• Task instructions: Write out every line below that includes the word "nhận".

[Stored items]

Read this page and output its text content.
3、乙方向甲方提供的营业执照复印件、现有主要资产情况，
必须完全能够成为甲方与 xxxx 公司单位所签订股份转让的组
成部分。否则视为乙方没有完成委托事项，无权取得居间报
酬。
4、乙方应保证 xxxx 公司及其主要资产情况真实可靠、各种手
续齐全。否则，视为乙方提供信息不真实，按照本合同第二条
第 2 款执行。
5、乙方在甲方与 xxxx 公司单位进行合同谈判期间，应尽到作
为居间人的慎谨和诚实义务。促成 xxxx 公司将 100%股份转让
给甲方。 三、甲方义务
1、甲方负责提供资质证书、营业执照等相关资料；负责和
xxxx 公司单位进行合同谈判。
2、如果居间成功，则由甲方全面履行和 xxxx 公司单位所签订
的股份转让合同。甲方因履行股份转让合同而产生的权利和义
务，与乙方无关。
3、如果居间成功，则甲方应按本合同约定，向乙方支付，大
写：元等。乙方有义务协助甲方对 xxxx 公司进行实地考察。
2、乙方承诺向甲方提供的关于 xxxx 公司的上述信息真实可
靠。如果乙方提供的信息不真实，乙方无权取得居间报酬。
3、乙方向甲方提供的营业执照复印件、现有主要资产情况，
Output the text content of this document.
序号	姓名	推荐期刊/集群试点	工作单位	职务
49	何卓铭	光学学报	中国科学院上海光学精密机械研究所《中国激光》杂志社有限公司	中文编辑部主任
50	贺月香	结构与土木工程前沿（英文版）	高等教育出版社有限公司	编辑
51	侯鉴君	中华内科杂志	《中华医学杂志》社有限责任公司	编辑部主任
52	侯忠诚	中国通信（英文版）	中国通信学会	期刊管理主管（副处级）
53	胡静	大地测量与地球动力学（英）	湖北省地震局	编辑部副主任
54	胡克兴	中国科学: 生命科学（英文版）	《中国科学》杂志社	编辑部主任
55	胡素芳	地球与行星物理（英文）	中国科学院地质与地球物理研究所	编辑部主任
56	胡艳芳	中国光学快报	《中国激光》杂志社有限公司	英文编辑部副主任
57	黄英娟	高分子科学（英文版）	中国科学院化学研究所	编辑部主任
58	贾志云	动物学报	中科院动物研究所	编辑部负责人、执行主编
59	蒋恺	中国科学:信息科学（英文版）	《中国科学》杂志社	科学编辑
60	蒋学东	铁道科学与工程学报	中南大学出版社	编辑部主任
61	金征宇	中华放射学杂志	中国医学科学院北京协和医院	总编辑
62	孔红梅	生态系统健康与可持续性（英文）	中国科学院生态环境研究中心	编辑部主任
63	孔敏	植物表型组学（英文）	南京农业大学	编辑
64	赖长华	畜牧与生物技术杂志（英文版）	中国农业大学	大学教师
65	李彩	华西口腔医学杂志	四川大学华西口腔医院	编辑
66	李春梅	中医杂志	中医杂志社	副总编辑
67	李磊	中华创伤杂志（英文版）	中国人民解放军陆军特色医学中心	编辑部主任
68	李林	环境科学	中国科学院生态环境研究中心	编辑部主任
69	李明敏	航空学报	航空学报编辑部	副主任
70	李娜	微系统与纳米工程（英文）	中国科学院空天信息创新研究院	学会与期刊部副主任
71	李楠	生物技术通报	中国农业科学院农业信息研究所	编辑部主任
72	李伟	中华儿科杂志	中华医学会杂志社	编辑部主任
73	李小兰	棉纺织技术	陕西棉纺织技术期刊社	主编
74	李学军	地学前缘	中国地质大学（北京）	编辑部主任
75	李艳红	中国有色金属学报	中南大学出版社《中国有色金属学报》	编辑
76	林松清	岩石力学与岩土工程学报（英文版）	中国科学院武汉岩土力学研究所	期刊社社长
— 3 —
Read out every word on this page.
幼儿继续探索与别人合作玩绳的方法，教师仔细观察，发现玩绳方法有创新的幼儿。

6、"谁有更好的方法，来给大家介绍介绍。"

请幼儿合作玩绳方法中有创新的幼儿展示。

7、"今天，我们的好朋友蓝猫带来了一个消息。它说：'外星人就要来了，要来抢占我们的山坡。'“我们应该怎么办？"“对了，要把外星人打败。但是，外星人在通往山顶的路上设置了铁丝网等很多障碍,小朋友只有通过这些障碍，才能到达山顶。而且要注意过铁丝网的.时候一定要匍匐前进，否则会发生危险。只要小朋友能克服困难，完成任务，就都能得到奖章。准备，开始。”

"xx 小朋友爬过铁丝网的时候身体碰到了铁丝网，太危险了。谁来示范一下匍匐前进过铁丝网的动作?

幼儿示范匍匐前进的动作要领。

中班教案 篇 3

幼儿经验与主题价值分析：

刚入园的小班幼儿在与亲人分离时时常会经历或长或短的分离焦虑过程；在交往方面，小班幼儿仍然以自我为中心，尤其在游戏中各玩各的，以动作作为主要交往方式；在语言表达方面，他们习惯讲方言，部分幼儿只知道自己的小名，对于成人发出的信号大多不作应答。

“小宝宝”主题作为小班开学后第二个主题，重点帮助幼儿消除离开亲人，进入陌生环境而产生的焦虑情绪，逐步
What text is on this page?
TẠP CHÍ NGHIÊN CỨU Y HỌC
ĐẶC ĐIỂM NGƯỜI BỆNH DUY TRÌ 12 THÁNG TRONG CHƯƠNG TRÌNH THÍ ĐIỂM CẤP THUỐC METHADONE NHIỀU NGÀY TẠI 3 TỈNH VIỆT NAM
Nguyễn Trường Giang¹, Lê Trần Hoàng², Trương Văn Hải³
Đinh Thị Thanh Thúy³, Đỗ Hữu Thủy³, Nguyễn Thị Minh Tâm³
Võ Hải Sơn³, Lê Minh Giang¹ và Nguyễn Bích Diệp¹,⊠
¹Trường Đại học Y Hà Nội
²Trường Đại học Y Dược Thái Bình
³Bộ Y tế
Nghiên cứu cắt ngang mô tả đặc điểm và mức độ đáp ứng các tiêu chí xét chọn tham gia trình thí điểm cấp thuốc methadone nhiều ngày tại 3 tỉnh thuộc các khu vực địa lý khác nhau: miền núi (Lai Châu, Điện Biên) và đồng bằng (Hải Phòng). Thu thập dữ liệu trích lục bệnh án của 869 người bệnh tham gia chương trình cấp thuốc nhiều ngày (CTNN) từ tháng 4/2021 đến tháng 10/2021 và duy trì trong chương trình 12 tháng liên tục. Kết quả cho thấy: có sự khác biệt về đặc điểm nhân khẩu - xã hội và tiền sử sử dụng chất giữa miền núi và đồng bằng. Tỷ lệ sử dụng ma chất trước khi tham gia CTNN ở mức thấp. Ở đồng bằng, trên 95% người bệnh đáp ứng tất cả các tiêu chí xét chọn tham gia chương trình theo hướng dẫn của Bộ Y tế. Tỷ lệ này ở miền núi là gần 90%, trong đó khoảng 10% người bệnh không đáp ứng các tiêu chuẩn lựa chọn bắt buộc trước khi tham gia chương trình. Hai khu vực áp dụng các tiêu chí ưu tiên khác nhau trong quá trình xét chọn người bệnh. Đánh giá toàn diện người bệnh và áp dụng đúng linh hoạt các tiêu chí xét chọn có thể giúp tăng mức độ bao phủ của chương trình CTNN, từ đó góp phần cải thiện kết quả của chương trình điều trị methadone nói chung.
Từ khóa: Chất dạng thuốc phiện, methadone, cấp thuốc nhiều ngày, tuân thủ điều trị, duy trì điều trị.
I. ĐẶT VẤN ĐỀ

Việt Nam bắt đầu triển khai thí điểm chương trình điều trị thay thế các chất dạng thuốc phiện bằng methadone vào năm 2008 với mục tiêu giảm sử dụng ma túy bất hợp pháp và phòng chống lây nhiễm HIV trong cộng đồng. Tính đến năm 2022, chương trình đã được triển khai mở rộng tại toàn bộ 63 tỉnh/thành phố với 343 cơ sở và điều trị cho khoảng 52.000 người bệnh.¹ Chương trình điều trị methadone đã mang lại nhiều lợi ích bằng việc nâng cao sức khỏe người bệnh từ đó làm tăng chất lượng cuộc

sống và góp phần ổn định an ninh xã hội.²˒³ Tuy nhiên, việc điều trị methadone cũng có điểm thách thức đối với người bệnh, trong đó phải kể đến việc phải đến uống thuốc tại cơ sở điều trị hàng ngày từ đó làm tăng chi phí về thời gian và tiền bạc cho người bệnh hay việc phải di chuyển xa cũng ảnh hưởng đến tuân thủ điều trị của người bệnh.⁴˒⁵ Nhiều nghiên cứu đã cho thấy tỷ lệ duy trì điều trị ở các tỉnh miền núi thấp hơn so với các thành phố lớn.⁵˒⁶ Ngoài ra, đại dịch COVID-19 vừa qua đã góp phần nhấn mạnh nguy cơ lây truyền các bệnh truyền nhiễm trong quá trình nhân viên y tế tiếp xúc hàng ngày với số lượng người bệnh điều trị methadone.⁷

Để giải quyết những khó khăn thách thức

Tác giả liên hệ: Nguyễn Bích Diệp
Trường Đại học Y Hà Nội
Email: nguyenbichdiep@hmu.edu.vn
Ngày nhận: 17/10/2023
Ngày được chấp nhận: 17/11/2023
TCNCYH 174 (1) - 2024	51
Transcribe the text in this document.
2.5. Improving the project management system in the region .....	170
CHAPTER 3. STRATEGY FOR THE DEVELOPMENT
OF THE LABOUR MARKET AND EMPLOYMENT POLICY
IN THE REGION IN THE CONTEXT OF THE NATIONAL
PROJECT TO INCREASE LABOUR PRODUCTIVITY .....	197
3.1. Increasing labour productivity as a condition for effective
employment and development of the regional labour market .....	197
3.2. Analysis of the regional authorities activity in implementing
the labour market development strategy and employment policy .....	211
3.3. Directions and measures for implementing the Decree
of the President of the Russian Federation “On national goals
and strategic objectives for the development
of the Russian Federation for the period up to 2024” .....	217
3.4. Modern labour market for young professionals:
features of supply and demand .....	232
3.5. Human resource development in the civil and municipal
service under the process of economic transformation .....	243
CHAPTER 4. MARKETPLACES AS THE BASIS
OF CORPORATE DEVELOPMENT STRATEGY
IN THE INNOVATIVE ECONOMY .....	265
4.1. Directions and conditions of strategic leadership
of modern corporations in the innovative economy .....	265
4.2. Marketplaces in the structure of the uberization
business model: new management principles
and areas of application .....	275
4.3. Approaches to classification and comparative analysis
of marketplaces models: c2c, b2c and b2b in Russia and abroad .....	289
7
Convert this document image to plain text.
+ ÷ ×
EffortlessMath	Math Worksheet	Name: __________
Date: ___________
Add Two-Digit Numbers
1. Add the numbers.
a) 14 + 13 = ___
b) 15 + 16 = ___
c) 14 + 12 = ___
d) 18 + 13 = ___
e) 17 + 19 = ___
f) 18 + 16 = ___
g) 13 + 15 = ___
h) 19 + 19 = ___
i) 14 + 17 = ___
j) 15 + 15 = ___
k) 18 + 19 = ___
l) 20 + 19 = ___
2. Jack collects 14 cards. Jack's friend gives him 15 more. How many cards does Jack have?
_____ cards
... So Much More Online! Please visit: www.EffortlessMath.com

• Written answer:
Ngày nhận: 17/10/2023
Ngày được chấp nhận: 17/11/2023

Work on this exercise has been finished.